# Written request
Repeat every line of the rows below word for word, leaving out the pictures.
# Stored records start
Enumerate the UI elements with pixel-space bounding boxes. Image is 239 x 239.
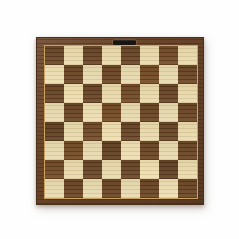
square-e6[interactable] — [121, 84, 140, 103]
square-b5[interactable] — [64, 103, 83, 122]
square-h1[interactable] — [178, 179, 197, 198]
square-c2[interactable] — [83, 160, 102, 179]
square-d4[interactable] — [102, 122, 121, 141]
square-d3[interactable] — [102, 141, 121, 160]
square-a7[interactable] — [45, 65, 64, 84]
square-g4[interactable] — [159, 122, 178, 141]
square-f5[interactable] — [140, 103, 159, 122]
square-d1[interactable] — [102, 179, 121, 198]
square-f1[interactable] — [140, 179, 159, 198]
square-e5[interactable] — [121, 103, 140, 122]
square-f8[interactable] — [140, 46, 159, 65]
square-c5[interactable] — [83, 103, 102, 122]
square-h3[interactable] — [178, 141, 197, 160]
square-c6[interactable] — [83, 84, 102, 103]
square-d7[interactable] — [102, 65, 121, 84]
square-b3[interactable] — [64, 141, 83, 160]
square-a8[interactable] — [45, 46, 64, 65]
chess-board — [36, 37, 204, 205]
square-h7[interactable] — [178, 65, 197, 84]
board-squares — [44, 45, 198, 199]
square-d6[interactable] — [102, 84, 121, 103]
square-h4[interactable] — [178, 122, 197, 141]
brand-plaque — [113, 40, 136, 45]
square-g8[interactable] — [159, 46, 178, 65]
square-d8[interactable] — [102, 46, 121, 65]
square-g3[interactable] — [159, 141, 178, 160]
square-e3[interactable] — [121, 141, 140, 160]
square-c8[interactable] — [83, 46, 102, 65]
photo-backdrop — [0, 0, 239, 239]
square-b6[interactable] — [64, 84, 83, 103]
square-f2[interactable] — [140, 160, 159, 179]
square-c3[interactable] — [83, 141, 102, 160]
square-e2[interactable] — [121, 160, 140, 179]
square-h2[interactable] — [178, 160, 197, 179]
square-a6[interactable] — [45, 84, 64, 103]
square-a1[interactable] — [45, 179, 64, 198]
square-f6[interactable] — [140, 84, 159, 103]
square-a2[interactable] — [45, 160, 64, 179]
square-a3[interactable] — [45, 141, 64, 160]
square-g6[interactable] — [159, 84, 178, 103]
square-a4[interactable] — [45, 122, 64, 141]
square-f4[interactable] — [140, 122, 159, 141]
square-b2[interactable] — [64, 160, 83, 179]
square-h6[interactable] — [178, 84, 197, 103]
square-b4[interactable] — [64, 122, 83, 141]
square-f3[interactable] — [140, 141, 159, 160]
square-g2[interactable] — [159, 160, 178, 179]
square-h5[interactable] — [178, 103, 197, 122]
square-g5[interactable] — [159, 103, 178, 122]
square-b1[interactable] — [64, 179, 83, 198]
square-b8[interactable] — [64, 46, 83, 65]
square-h8[interactable] — [178, 46, 197, 65]
square-e1[interactable] — [121, 179, 140, 198]
square-e7[interactable] — [121, 65, 140, 84]
square-d2[interactable] — [102, 160, 121, 179]
square-d5[interactable] — [102, 103, 121, 122]
square-e4[interactable] — [121, 122, 140, 141]
square-f7[interactable] — [140, 65, 159, 84]
square-c4[interactable] — [83, 122, 102, 141]
square-g1[interactable] — [159, 179, 178, 198]
square-c7[interactable] — [83, 65, 102, 84]
square-a5[interactable] — [45, 103, 64, 122]
square-g7[interactable] — [159, 65, 178, 84]
square-b7[interactable] — [64, 65, 83, 84]
square-c1[interactable] — [83, 179, 102, 198]
square-e8[interactable] — [121, 46, 140, 65]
# Stored records end
# Answer for this exercise
Enumerate the UI elements with pixel-space bounding boxes. Image is 239 x 239.
square-e6[interactable] — [121, 84, 140, 103]
square-b5[interactable] — [64, 103, 83, 122]
square-h1[interactable] — [178, 179, 197, 198]
square-c2[interactable] — [83, 160, 102, 179]
square-d4[interactable] — [102, 122, 121, 141]
square-d3[interactable] — [102, 141, 121, 160]
square-a7[interactable] — [45, 65, 64, 84]
square-g4[interactable] — [159, 122, 178, 141]
square-f5[interactable] — [140, 103, 159, 122]
square-d1[interactable] — [102, 179, 121, 198]
square-f1[interactable] — [140, 179, 159, 198]
square-e5[interactable] — [121, 103, 140, 122]
square-f8[interactable] — [140, 46, 159, 65]
square-c5[interactable] — [83, 103, 102, 122]
square-h3[interactable] — [178, 141, 197, 160]
square-c6[interactable] — [83, 84, 102, 103]
square-d7[interactable] — [102, 65, 121, 84]
square-b3[interactable] — [64, 141, 83, 160]
square-a8[interactable] — [45, 46, 64, 65]
chess-board — [36, 37, 204, 205]
square-h7[interactable] — [178, 65, 197, 84]
board-squares — [44, 45, 198, 199]
square-d6[interactable] — [102, 84, 121, 103]
square-h4[interactable] — [178, 122, 197, 141]
brand-plaque — [113, 40, 136, 45]
square-g8[interactable] — [159, 46, 178, 65]
square-d8[interactable] — [102, 46, 121, 65]
square-g3[interactable] — [159, 141, 178, 160]
square-e3[interactable] — [121, 141, 140, 160]
square-c8[interactable] — [83, 46, 102, 65]
photo-backdrop — [0, 0, 239, 239]
square-b6[interactable] — [64, 84, 83, 103]
square-f2[interactable] — [140, 160, 159, 179]
square-c3[interactable] — [83, 141, 102, 160]
square-e2[interactable] — [121, 160, 140, 179]
square-h2[interactable] — [178, 160, 197, 179]
square-a6[interactable] — [45, 84, 64, 103]
square-a1[interactable] — [45, 179, 64, 198]
square-f6[interactable] — [140, 84, 159, 103]
square-a2[interactable] — [45, 160, 64, 179]
square-a3[interactable] — [45, 141, 64, 160]
square-g6[interactable] — [159, 84, 178, 103]
square-a4[interactable] — [45, 122, 64, 141]
square-f4[interactable] — [140, 122, 159, 141]
square-b2[interactable] — [64, 160, 83, 179]
square-h6[interactable] — [178, 84, 197, 103]
square-b4[interactable] — [64, 122, 83, 141]
square-f3[interactable] — [140, 141, 159, 160]
square-g2[interactable] — [159, 160, 178, 179]
square-h5[interactable] — [178, 103, 197, 122]
square-g5[interactable] — [159, 103, 178, 122]
square-b1[interactable] — [64, 179, 83, 198]
square-b8[interactable] — [64, 46, 83, 65]
square-h8[interactable] — [178, 46, 197, 65]
square-e1[interactable] — [121, 179, 140, 198]
square-e7[interactable] — [121, 65, 140, 84]
square-d2[interactable] — [102, 160, 121, 179]
square-d5[interactable] — [102, 103, 121, 122]
square-e4[interactable] — [121, 122, 140, 141]
square-f7[interactable] — [140, 65, 159, 84]
square-c4[interactable] — [83, 122, 102, 141]
square-g1[interactable] — [159, 179, 178, 198]
square-c7[interactable] — [83, 65, 102, 84]
square-a5[interactable] — [45, 103, 64, 122]
square-g7[interactable] — [159, 65, 178, 84]
square-b7[interactable] — [64, 65, 83, 84]
square-c1[interactable] — [83, 179, 102, 198]
square-e8[interactable] — [121, 46, 140, 65]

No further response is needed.